Brief: Retype the full set of records. Keep every character identical.

**** Provided records ****

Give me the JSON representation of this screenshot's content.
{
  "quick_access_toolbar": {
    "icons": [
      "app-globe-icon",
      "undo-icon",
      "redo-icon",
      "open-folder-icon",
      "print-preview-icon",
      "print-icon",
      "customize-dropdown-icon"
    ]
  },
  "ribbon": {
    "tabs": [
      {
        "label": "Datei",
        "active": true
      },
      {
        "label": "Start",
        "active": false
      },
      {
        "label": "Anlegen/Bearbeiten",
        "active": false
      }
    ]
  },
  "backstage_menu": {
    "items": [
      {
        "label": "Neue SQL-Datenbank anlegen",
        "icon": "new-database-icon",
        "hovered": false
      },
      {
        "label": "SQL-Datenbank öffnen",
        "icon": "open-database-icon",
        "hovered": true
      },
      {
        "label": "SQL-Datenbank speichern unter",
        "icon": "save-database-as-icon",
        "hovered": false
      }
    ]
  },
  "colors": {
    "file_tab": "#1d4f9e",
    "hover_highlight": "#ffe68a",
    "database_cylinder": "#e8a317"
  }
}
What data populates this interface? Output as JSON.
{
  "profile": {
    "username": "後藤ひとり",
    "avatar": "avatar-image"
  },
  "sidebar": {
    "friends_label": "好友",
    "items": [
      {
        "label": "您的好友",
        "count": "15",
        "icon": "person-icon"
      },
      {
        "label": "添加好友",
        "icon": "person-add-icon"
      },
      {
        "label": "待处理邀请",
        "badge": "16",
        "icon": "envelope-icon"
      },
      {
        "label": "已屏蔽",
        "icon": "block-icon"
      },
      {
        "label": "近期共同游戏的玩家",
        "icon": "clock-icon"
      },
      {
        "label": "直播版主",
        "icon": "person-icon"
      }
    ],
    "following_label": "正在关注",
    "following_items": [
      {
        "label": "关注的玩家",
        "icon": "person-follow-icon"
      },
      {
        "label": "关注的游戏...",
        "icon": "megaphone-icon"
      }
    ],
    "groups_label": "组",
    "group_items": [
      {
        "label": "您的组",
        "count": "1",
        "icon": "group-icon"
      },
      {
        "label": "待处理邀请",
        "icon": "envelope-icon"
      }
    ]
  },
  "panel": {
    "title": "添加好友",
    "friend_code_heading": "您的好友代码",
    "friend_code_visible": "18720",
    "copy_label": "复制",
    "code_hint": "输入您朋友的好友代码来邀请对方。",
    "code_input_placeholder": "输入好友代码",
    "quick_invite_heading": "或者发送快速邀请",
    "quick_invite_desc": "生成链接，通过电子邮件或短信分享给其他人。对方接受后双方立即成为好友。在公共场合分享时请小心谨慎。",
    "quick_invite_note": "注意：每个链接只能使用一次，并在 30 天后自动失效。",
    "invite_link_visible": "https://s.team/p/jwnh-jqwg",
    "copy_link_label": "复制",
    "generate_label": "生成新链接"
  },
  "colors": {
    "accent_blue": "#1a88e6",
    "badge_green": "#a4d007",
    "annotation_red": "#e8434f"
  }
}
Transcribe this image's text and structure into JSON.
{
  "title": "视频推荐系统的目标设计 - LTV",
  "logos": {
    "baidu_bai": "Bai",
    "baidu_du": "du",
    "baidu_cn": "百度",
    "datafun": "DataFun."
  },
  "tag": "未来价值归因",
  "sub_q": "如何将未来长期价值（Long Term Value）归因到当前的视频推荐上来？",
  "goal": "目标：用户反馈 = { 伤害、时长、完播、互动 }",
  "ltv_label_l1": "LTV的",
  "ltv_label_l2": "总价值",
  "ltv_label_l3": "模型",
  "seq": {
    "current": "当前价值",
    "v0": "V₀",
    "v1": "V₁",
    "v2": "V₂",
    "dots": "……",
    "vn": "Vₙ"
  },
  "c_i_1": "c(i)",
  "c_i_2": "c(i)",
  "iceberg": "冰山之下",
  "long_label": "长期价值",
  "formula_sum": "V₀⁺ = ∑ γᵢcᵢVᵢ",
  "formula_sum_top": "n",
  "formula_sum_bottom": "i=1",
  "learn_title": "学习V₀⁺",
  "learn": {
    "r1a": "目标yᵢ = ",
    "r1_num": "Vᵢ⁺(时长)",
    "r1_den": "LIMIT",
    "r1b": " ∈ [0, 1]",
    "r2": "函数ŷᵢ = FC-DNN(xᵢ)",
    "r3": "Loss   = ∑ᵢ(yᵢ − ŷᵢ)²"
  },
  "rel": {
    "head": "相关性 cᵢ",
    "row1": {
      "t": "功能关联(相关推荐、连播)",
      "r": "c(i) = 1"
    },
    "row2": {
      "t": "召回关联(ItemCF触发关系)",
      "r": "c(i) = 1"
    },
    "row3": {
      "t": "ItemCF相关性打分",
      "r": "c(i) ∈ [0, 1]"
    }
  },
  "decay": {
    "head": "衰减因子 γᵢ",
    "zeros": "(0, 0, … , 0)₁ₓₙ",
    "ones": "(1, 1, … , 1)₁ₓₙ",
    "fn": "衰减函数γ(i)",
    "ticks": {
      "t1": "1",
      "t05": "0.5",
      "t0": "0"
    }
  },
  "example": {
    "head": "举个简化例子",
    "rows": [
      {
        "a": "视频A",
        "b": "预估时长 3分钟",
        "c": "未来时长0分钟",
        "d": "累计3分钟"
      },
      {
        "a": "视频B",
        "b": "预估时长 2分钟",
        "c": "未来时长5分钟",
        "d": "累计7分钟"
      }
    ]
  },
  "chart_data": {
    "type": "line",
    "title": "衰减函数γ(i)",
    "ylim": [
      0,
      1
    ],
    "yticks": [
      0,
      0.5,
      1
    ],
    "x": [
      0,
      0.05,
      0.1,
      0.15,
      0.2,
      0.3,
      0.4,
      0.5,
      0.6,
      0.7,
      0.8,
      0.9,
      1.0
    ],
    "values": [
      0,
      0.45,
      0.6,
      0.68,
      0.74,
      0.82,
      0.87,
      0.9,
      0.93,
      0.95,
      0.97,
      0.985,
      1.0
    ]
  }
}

****

Answer in full:
Give me the JSON representation of this screenshot's content.
{
  "quick_access_toolbar": {
    "icons": [
      "app-globe-icon",
      "undo-icon",
      "redo-icon",
      "open-folder-icon",
      "print-preview-icon",
      "print-icon",
      "customize-dropdown-icon"
    ]
  },
  "ribbon": {
    "tabs": [
      {
        "label": "Datei",
        "active": true
      },
      {
        "label": "Start",
        "active": false
      },
      {
        "label": "Anlegen/Bearbeiten",
        "active": false
      }
    ]
  },
  "backstage_menu": {
    "items": [
      {
        "label": "Neue SQL-Datenbank anlegen",
        "icon": "new-database-icon",
        "hovered": false
      },
      {
        "label": "SQL-Datenbank öffnen",
        "icon": "open-database-icon",
        "hovered": true
      },
      {
        "label": "SQL-Datenbank speichern unter",
        "icon": "save-database-as-icon",
        "hovered": false
      }
    ]
  },
  "colors": {
    "file_tab": "#1d4f9e",
    "hover_highlight": "#ffe68a",
    "database_cylinder": "#e8a317"
  }
}
What data populates this interface? Output as JSON.
{
  "profile": {
    "username": "後藤ひとり",
    "avatar": "avatar-image"
  },
  "sidebar": {
    "friends_label": "好友",
    "items": [
      {
        "label": "您的好友",
        "count": "15",
        "icon": "person-icon"
      },
      {
        "label": "添加好友",
        "icon": "person-add-icon"
      },
      {
        "label": "待处理邀请",
        "badge": "16",
        "icon": "envelope-icon"
      },
      {
        "label": "已屏蔽",
        "icon": "block-icon"
      },
      {
        "label": "近期共同游戏的玩家",
        "icon": "clock-icon"
      },
      {
        "label": "直播版主",
        "icon": "person-icon"
      }
    ],
    "following_label": "正在关注",
    "following_items": [
      {
        "label": "关注的玩家",
        "icon": "person-follow-icon"
      },
      {
        "label": "关注的游戏...",
        "icon": "megaphone-icon"
      }
    ],
    "groups_label": "组",
    "group_items": [
      {
        "label": "您的组",
        "count": "1",
        "icon": "group-icon"
      },
      {
        "label": "待处理邀请",
        "icon": "envelope-icon"
      }
    ]
  },
  "panel": {
    "title": "添加好友",
    "friend_code_heading": "您的好友代码",
    "friend_code_visible": "18720",
    "copy_label": "复制",
    "code_hint": "输入您朋友的好友代码来邀请对方。",
    "code_input_placeholder": "输入好友代码",
    "quick_invite_heading": "或者发送快速邀请",
    "quick_invite_desc": "生成链接，通过电子邮件或短信分享给其他人。对方接受后双方立即成为好友。在公共场合分享时请小心谨慎。",
    "quick_invite_note": "注意：每个链接只能使用一次，并在 30 天后自动失效。",
    "invite_link_visible": "https://s.team/p/jwnh-jqwg",
    "copy_link_label": "复制",
    "generate_label": "生成新链接"
  },
  "colors": {
    "accent_blue": "#1a88e6",
    "badge_green": "#a4d007",
    "annotation_red": "#e8434f"
  }
}
Transcribe this image's text and structure into JSON.
{
  "title": "视频推荐系统的目标设计 - LTV",
  "logos": {
    "baidu_bai": "Bai",
    "baidu_du": "du",
    "baidu_cn": "百度",
    "datafun": "DataFun."
  },
  "tag": "未来价值归因",
  "sub_q": "如何将未来长期价值（Long Term Value）归因到当前的视频推荐上来？",
  "goal": "目标：用户反馈 = { 伤害、时长、完播、互动 }",
  "ltv_label_l1": "LTV的",
  "ltv_label_l2": "总价值",
  "ltv_label_l3": "模型",
  "seq": {
    "current": "当前价值",
    "v0": "V₀",
    "v1": "V₁",
    "v2": "V₂",
    "dots": "……",
    "vn": "Vₙ"
  },
  "c_i_1": "c(i)",
  "c_i_2": "c(i)",
  "iceberg": "冰山之下",
  "long_label": "长期价值",
  "formula_sum": "V₀⁺ = ∑ γᵢcᵢVᵢ",
  "formula_sum_top": "n",
  "formula_sum_bottom": "i=1",
  "learn_title": "学习V₀⁺",
  "learn": {
    "r1a": "目标yᵢ = ",
    "r1_num": "Vᵢ⁺(时长)",
    "r1_den": "LIMIT",
    "r1b": " ∈ [0, 1]",
    "r2": "函数ŷᵢ = FC-DNN(xᵢ)",
    "r3": "Loss   = ∑ᵢ(yᵢ − ŷᵢ)²"
  },
  "rel": {
    "head": "相关性 cᵢ",
    "row1": {
      "t": "功能关联(相关推荐、连播)",
      "r": "c(i) = 1"
    },
    "row2": {
      "t": "召回关联(ItemCF触发关系)",
      "r": "c(i) = 1"
    },
    "row3": {
      "t": "ItemCF相关性打分",
      "r": "c(i) ∈ [0, 1]"
    }
  },
  "decay": {
    "head": "衰减因子 γᵢ",
    "zeros": "(0, 0, … , 0)₁ₓₙ",
    "ones": "(1, 1, … , 1)₁ₓₙ",
    "fn": "衰减函数γ(i)",
    "ticks": {
      "t1": "1",
      "t05": "0.5",
      "t0": "0"
    }
  },
  "example": {
    "head": "举个简化例子",
    "rows": [
      {
        "a": "视频A",
        "b": "预估时长 3分钟",
        "c": "未来时长0分钟",
        "d": "累计3分钟"
      },
      {
        "a": "视频B",
        "b": "预估时长 2分钟",
        "c": "未来时长5分钟",
        "d": "累计7分钟"
      }
    ]
  },
  "chart_data": {
    "type": "line",
    "title": "衰减函数γ(i)",
    "ylim": [
      0,
      1
    ],
    "yticks": [
      0,
      0.5,
      1
    ],
    "x": [
      0,
      0.05,
      0.1,
      0.15,
      0.2,
      0.3,
      0.4,
      0.5,
      0.6,
      0.7,
      0.8,
      0.9,
      1.0
    ],
    "values": [
      0,
      0.45,
      0.6,
      0.68,
      0.74,
      0.82,
      0.87,
      0.9,
      0.93,
      0.95,
      0.97,
      0.985,
      1.0
    ]
  }
}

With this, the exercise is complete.